**Your objective:**
Extract the lines that carry the string "Status" from the listing.

(Figure collection entries)
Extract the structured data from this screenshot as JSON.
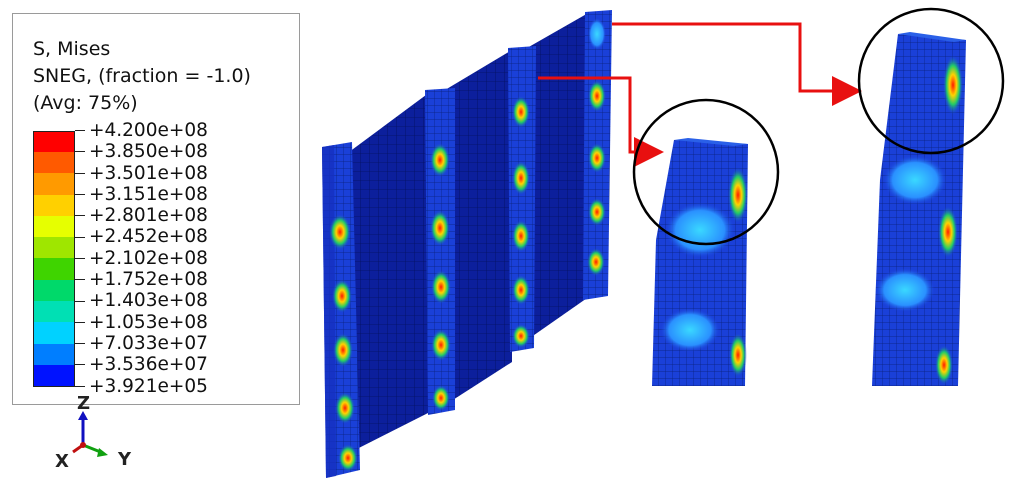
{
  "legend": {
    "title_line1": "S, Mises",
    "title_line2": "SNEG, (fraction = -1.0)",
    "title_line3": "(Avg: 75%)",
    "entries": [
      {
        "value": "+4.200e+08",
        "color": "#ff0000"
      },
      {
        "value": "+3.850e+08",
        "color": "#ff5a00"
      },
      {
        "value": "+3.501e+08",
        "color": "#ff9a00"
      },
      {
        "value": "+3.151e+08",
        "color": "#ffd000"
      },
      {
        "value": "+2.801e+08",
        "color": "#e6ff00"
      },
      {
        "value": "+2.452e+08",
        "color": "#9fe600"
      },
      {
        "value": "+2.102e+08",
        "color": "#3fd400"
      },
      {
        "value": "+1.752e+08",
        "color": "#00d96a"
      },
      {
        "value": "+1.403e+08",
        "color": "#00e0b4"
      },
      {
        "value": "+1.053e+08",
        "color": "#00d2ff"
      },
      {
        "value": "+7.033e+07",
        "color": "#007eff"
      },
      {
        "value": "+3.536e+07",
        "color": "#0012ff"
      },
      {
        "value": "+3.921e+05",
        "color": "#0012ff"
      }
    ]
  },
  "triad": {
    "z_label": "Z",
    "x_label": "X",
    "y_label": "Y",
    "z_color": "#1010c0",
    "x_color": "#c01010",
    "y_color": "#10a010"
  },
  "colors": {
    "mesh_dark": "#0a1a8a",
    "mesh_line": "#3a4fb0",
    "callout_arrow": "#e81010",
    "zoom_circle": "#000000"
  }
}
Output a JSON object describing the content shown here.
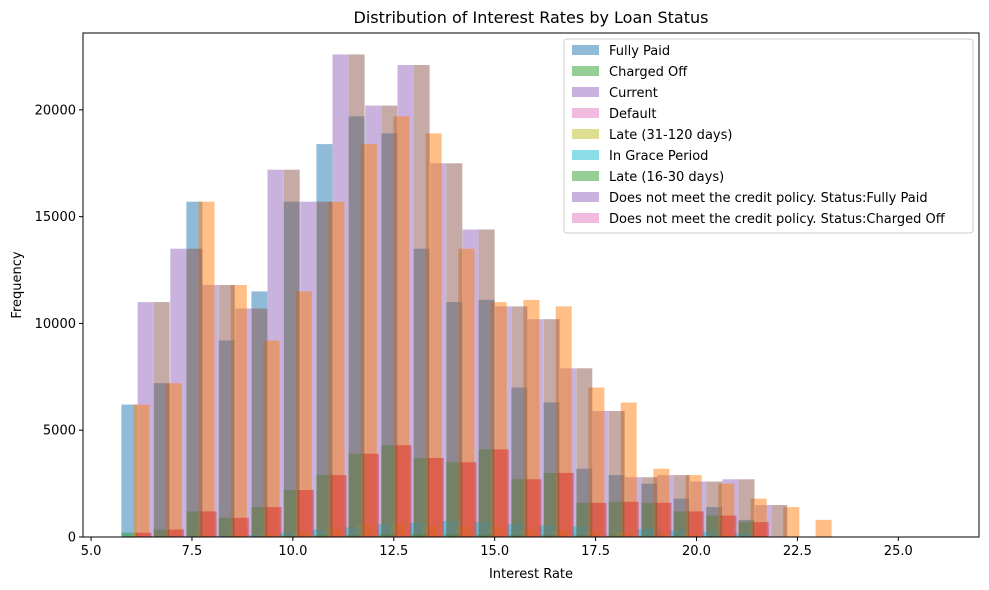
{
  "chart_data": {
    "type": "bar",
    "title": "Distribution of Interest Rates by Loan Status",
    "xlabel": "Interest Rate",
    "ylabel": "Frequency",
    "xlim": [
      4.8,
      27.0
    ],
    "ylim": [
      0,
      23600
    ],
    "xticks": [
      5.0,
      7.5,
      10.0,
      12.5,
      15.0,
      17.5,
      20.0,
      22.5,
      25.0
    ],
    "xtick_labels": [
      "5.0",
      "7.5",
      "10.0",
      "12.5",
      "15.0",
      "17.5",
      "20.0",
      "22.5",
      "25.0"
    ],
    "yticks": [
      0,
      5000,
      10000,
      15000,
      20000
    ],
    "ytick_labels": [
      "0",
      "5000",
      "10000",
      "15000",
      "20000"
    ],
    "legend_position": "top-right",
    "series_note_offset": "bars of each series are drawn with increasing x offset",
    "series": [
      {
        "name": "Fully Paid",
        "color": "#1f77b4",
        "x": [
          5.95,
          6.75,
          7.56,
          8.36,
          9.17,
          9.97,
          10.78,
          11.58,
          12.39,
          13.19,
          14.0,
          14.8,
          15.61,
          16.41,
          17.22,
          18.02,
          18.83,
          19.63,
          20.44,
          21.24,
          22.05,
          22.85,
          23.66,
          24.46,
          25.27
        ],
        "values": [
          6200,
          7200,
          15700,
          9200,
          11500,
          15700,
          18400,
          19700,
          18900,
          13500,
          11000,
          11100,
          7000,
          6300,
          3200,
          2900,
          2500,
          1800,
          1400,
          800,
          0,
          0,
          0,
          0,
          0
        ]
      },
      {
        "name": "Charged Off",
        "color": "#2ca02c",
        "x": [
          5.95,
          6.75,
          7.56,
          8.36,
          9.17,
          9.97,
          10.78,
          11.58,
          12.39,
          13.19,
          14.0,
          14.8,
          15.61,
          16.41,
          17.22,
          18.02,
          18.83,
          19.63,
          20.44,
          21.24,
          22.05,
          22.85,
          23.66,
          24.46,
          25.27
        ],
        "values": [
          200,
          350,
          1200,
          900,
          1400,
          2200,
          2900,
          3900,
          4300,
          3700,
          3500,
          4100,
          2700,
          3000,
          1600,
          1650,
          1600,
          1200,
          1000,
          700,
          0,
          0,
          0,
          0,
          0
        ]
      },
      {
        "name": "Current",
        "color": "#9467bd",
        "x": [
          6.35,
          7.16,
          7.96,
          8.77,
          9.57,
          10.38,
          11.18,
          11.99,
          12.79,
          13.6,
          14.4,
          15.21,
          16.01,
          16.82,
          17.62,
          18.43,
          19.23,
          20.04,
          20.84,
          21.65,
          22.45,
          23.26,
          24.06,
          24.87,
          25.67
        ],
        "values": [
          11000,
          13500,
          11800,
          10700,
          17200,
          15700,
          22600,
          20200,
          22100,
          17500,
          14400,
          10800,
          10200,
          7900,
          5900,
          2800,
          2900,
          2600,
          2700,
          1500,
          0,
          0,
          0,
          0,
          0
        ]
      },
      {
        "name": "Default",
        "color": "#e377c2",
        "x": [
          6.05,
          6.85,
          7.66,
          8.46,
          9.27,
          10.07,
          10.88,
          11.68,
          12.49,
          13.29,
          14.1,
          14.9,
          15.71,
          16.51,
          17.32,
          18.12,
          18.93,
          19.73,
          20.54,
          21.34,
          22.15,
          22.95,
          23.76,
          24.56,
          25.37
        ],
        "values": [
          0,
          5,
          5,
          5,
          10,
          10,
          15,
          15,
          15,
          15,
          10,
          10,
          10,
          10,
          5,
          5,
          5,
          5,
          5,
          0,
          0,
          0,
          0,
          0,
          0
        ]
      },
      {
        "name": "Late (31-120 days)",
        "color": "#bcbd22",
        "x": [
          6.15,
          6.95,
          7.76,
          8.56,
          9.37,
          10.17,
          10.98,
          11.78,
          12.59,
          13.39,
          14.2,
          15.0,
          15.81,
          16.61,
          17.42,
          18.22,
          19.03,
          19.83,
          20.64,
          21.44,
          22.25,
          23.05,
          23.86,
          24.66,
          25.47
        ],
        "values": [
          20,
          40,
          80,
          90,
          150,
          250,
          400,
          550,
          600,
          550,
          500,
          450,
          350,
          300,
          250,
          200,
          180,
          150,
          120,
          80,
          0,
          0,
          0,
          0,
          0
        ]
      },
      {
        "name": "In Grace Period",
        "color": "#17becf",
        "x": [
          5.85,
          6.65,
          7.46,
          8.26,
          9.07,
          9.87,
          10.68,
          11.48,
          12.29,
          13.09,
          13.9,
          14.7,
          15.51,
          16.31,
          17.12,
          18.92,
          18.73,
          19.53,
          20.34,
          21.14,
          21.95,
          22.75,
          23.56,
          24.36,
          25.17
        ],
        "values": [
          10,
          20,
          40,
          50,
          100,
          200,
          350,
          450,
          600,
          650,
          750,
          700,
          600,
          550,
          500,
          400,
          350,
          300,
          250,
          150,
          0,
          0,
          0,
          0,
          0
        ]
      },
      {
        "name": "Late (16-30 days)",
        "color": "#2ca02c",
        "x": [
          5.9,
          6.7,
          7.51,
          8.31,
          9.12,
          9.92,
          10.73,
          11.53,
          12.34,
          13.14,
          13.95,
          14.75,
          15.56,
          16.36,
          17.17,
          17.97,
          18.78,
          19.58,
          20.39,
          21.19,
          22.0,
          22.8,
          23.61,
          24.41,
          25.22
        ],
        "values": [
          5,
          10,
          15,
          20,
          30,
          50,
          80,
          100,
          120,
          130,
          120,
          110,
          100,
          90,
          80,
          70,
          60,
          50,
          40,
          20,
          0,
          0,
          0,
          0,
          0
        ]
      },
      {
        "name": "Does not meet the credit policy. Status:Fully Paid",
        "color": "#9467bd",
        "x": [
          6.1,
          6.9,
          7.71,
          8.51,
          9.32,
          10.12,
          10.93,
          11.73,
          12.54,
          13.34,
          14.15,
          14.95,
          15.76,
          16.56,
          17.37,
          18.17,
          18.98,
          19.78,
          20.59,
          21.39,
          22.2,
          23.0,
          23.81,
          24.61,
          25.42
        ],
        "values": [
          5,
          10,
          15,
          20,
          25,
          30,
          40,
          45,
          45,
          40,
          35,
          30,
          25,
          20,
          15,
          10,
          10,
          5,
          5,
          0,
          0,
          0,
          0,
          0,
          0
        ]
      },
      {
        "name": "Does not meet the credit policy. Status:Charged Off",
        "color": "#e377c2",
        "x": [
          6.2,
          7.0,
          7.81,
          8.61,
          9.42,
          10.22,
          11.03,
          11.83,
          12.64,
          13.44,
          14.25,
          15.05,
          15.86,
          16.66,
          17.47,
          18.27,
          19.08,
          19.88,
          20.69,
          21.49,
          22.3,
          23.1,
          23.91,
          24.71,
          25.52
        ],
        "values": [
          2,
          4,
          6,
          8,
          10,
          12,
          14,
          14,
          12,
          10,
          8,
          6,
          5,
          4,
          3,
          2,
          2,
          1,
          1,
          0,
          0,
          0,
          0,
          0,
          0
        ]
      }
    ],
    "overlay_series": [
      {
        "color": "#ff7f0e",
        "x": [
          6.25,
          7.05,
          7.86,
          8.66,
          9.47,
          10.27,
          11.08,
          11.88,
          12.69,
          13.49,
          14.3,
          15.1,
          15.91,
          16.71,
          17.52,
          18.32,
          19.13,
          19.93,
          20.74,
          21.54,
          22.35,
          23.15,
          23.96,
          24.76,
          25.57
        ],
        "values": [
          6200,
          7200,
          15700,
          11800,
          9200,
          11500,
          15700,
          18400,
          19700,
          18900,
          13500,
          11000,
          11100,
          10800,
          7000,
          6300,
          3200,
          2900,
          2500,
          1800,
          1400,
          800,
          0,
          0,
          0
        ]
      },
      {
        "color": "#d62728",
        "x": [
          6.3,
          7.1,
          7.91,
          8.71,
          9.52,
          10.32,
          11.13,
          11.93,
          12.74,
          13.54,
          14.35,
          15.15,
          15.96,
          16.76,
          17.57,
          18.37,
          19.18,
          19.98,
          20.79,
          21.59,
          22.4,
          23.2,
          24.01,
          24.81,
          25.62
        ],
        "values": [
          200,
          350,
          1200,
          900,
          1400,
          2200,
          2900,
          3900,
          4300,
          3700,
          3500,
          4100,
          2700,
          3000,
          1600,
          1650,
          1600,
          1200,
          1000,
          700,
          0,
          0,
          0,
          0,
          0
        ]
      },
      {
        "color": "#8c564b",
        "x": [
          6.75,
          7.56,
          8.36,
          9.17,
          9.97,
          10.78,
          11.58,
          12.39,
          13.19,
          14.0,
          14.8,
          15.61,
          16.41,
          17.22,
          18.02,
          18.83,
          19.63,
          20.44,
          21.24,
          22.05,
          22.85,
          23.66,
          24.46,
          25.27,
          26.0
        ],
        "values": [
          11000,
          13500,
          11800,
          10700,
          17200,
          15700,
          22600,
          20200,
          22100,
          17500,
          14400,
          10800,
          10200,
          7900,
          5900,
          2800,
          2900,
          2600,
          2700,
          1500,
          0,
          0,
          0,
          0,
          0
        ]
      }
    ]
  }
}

**Result for this exercise:**
    "title": "Distribution of Interest Rates by Loan Status",
        "name": "Does not meet the credit policy. Status:Fully Paid",
        "name": "Does not meet the credit policy. Status:Charged Off",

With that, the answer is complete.